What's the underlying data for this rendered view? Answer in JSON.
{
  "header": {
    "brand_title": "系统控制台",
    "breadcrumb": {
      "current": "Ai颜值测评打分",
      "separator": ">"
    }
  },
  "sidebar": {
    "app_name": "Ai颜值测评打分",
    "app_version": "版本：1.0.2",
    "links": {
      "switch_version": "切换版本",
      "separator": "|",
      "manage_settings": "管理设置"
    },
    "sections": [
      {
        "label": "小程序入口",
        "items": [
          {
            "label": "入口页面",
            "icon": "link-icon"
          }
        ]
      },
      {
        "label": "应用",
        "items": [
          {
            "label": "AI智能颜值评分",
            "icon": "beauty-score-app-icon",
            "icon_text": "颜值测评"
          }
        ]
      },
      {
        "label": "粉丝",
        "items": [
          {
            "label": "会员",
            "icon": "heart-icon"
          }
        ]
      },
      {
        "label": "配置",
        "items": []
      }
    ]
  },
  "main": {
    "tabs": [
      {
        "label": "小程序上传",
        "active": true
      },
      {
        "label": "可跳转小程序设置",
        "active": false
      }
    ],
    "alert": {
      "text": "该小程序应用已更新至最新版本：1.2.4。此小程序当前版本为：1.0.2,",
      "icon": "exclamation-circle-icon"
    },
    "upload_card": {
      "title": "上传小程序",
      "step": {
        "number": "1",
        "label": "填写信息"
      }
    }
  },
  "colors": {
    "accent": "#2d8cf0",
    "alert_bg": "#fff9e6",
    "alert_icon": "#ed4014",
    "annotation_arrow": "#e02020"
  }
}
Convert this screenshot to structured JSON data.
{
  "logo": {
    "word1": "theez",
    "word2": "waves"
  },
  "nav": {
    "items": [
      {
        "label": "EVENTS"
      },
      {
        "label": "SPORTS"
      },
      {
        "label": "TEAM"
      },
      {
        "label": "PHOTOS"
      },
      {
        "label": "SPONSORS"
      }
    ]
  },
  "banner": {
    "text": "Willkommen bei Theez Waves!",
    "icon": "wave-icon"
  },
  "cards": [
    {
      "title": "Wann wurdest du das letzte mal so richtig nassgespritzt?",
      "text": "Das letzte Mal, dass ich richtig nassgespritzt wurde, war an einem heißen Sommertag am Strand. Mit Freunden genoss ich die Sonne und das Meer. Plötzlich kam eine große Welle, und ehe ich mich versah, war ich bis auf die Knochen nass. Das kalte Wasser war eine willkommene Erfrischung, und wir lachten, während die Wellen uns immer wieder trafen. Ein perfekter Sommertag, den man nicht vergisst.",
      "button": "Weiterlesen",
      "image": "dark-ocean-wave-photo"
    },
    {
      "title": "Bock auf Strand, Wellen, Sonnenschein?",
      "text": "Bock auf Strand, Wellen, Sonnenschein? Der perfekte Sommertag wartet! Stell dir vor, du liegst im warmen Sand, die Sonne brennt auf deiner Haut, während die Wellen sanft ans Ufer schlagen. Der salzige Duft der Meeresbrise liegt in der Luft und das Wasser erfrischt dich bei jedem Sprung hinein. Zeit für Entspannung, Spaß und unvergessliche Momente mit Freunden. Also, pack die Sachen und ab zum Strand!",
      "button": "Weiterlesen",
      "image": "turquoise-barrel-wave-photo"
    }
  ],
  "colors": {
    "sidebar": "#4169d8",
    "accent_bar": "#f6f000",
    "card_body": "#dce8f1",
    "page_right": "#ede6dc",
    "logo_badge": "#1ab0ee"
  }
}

- [YOUR GOAL]: Scan the entries above. Copy each line that has the string "data".

- [SOLUTION TO THIS EXERCISE]:
What's the underlying data for this rendered view? Answer in JSON.
Convert this screenshot to structured JSON data.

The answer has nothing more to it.